- Exercise prompt:
What is the number of lines in the entries below that include the word "delle"? Provide the number only.

- Extracted data:

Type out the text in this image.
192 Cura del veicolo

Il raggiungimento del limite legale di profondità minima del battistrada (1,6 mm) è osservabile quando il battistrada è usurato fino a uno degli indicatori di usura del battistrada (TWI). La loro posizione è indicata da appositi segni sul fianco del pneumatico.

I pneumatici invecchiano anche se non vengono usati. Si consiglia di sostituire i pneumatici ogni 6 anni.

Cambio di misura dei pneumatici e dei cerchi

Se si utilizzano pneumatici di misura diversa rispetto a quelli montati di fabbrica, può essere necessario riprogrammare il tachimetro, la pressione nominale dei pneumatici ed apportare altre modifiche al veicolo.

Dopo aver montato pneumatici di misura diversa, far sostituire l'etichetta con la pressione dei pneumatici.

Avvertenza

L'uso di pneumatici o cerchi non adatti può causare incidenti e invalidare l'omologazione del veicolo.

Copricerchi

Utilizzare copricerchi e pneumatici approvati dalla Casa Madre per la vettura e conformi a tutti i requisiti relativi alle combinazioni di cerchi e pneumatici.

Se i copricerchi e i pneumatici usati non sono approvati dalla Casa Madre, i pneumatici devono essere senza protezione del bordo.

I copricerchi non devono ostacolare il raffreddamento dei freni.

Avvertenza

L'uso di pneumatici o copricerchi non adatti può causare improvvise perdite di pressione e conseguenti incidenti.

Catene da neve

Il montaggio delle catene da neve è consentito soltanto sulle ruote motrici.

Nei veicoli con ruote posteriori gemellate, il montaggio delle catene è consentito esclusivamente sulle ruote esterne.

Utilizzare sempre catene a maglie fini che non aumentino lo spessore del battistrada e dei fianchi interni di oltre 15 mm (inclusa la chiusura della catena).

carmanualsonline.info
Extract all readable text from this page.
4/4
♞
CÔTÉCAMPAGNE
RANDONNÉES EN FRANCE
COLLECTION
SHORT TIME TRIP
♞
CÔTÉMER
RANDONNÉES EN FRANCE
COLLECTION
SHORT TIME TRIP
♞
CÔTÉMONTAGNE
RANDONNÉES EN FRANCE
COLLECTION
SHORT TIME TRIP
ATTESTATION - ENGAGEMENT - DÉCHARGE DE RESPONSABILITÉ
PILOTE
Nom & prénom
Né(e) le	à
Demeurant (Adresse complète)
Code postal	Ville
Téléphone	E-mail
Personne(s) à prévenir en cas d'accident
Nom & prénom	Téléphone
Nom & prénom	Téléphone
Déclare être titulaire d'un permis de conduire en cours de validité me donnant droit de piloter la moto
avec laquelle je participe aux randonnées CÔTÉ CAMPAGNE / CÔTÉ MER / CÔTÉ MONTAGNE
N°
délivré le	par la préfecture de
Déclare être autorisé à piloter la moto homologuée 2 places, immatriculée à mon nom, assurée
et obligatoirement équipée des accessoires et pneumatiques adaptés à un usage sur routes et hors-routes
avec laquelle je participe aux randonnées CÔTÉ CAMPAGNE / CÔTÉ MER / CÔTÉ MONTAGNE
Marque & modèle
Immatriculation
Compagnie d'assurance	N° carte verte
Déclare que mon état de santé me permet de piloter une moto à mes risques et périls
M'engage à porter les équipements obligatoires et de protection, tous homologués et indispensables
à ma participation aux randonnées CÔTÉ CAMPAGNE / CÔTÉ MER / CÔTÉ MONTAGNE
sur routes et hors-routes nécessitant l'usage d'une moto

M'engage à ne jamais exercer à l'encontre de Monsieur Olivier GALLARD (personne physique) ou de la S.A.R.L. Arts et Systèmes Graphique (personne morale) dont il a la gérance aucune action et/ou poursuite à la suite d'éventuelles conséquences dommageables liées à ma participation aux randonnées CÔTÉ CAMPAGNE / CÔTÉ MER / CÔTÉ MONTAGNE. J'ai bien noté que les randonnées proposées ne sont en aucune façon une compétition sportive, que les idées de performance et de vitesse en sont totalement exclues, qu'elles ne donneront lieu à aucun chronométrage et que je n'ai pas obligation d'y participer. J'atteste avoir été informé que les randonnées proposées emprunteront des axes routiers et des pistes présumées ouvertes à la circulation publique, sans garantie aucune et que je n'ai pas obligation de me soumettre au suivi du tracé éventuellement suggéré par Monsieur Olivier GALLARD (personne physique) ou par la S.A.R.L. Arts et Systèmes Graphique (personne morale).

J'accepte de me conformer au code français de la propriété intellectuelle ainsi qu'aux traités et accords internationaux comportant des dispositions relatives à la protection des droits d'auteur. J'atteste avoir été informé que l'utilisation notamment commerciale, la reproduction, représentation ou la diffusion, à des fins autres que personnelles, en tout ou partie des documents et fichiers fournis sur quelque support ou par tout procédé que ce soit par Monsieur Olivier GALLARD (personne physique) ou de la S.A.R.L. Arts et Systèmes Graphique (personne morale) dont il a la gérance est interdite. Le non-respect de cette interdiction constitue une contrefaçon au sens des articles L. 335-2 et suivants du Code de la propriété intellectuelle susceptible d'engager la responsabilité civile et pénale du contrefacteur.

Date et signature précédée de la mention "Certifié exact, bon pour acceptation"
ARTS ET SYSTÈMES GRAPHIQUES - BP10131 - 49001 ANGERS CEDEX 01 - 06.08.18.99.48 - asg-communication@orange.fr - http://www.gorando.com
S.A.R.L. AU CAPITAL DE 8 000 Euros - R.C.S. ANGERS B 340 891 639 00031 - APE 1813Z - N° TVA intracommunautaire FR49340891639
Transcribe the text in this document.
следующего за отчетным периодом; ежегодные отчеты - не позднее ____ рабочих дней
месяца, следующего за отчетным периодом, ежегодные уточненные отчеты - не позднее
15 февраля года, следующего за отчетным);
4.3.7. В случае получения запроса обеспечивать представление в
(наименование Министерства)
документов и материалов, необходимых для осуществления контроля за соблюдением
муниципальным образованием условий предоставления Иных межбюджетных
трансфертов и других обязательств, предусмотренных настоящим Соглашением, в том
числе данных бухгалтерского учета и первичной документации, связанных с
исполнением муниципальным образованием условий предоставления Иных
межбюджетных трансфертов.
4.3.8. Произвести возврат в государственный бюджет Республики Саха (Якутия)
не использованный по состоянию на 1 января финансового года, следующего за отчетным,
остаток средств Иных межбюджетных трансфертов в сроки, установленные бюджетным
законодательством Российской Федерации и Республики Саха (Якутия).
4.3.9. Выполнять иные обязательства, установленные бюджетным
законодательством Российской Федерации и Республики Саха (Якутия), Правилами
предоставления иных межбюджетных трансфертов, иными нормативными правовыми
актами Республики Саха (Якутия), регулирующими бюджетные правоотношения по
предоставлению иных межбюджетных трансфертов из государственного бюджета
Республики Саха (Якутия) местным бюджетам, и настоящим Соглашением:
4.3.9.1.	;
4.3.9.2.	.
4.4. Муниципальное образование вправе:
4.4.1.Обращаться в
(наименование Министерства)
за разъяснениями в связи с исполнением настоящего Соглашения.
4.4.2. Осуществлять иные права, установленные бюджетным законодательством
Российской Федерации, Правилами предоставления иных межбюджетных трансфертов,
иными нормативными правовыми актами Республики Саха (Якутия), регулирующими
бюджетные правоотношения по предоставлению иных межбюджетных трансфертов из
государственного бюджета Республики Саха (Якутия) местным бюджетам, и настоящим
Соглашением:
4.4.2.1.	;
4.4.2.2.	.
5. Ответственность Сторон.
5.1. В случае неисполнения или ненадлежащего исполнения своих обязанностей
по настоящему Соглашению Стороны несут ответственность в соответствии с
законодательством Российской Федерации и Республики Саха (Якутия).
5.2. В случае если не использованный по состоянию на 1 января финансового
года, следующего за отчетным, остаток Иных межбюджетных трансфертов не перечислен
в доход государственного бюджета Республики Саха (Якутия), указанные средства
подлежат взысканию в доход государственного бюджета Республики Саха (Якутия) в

- Result of the task:
2